Transcribe the material in full. Nothing should differ except that the pictures are left out.
*****
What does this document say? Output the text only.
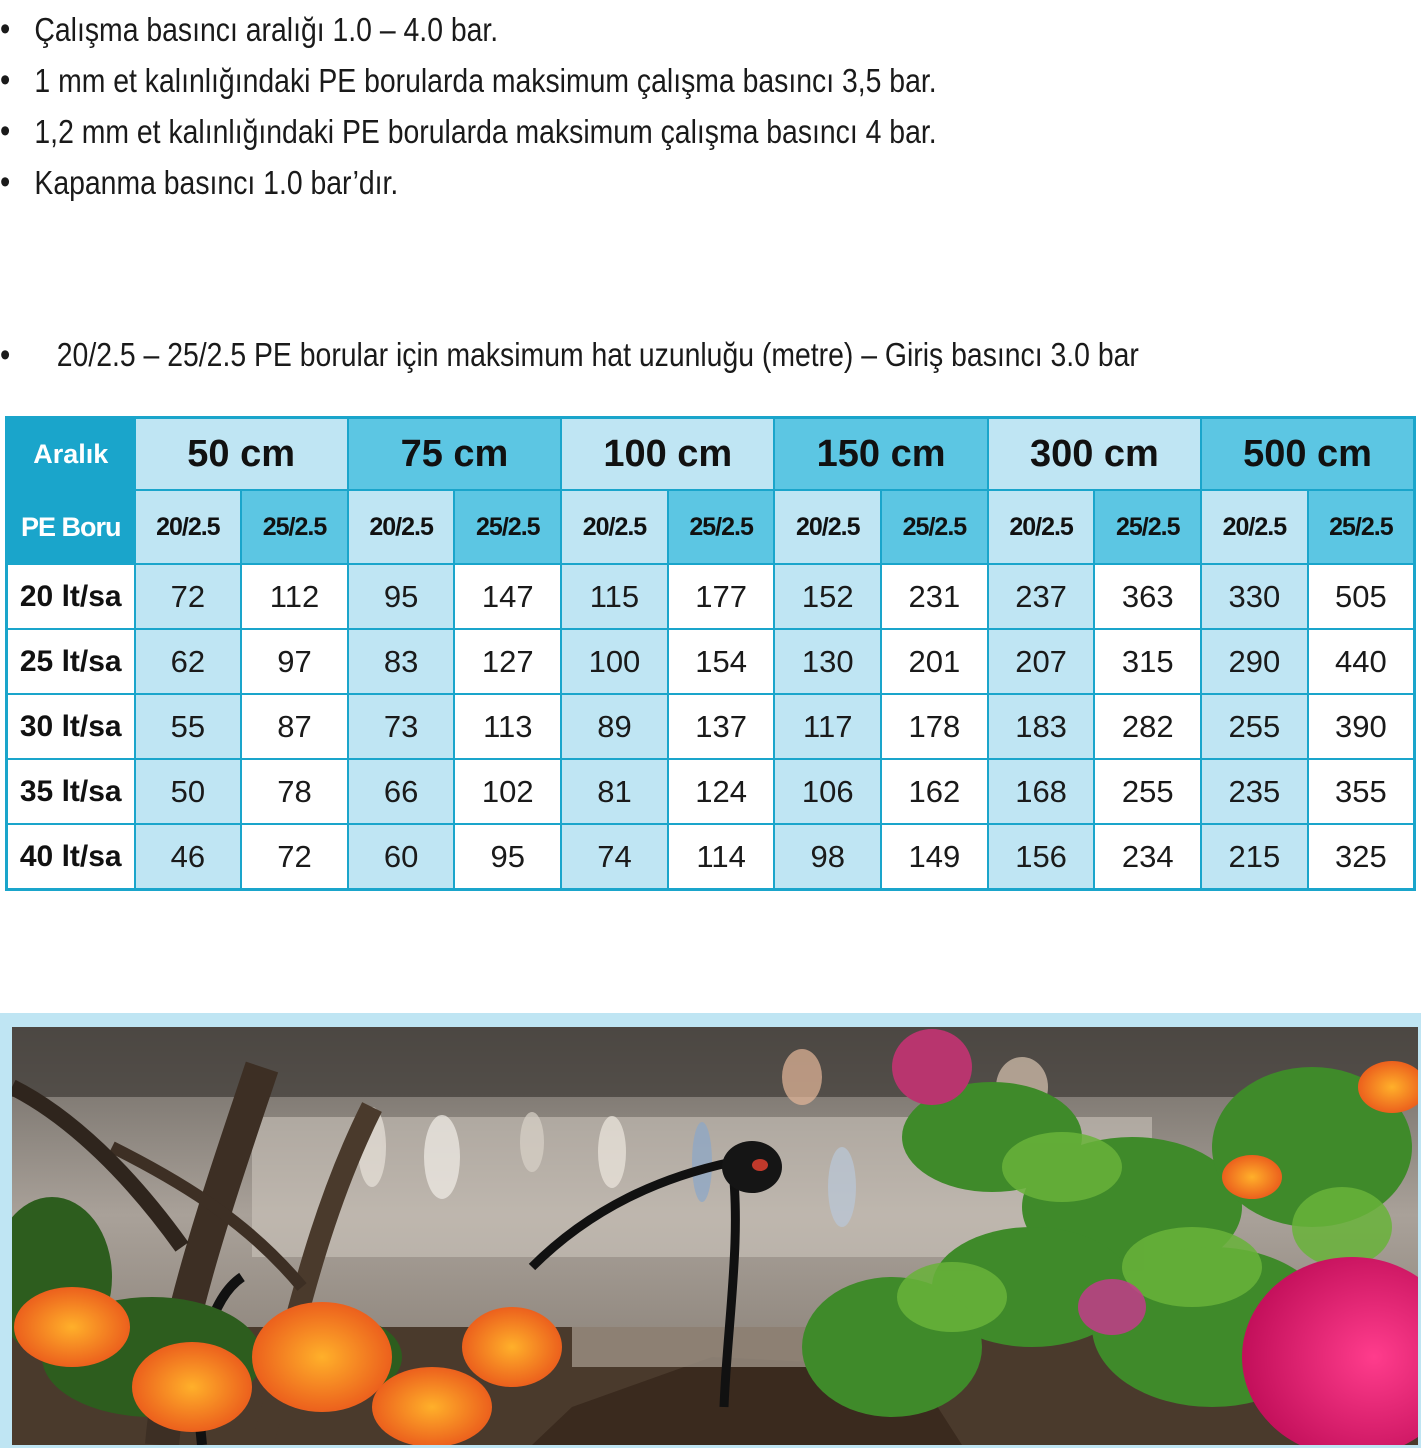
• Çalışma basıncı aralığı 1.0 – 4.0 bar.
• 1 mm et kalınlığındaki PE borularda maksimum çalışma basıncı 3,5 bar.
• 1,2 mm et kalınlığındaki PE borularda maksimum çalışma basıncı 4 bar.
• Kapanma basıncı 1.0 bar’dır.
• 20/2.5 – 25/2.5 PE borular için maksimum hat uzunluğu (metre) – Giriş basıncı 3.0 bar
Aralık	50 cm		75 cm		100 cm		150 cm		300 cm		500 cm	
PE Boru	20/2.5	25/2.5	20/2.5	25/2.5	20/2.5	25/2.5	20/2.5	25/2.5	20/2.5	25/2.5	20/2.5	25/2.5
20 lt/sa	72	112	95	147	115	177	152	231	237	363	330	505
25 lt/sa	62	97	83	127	100	154	130	201	207	315	290	440
30 lt/sa	55	87	73	113	89	137	117	178	183	282	255	390
35 lt/sa	50	78	66	102	81	124	106	162	168	255	235	355
40 lt/sa	46	72	60	95	74	114	98	149	156	234	215	325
*****
### WORKED ANSWER
What does this document say? Output the text only.
• Çalışma basıncı aralığı 1.0 – 4.0 bar.
• 1 mm et kalınlığındaki PE borularda maksimum çalışma basıncı 3,5 bar.
• 1,2 mm et kalınlığındaki PE borularda maksimum çalışma basıncı 4 bar.
• Kapanma basıncı 1.0 bar’dır.
• 20/2.5 – 25/2.5 PE borular için maksimum hat uzunluğu (metre) – Giriş basıncı 3.0 bar
Aralık	50 cm		75 cm		100 cm		150 cm		300 cm		500 cm	
PE Boru	20/2.5	25/2.5	20/2.5	25/2.5	20/2.5	25/2.5	20/2.5	25/2.5	20/2.5	25/2.5	20/2.5	25/2.5
20 lt/sa	72	112	95	147	115	177	152	231	237	363	330	505
25 lt/sa	62	97	83	127	100	154	130	201	207	315	290	440
30 lt/sa	55	87	73	113	89	137	117	178	183	282	255	390
35 lt/sa	50	78	66	102	81	124	106	162	168	255	235	355
40 lt/sa	46	72	60	95	74	114	98	149	156	234	215	325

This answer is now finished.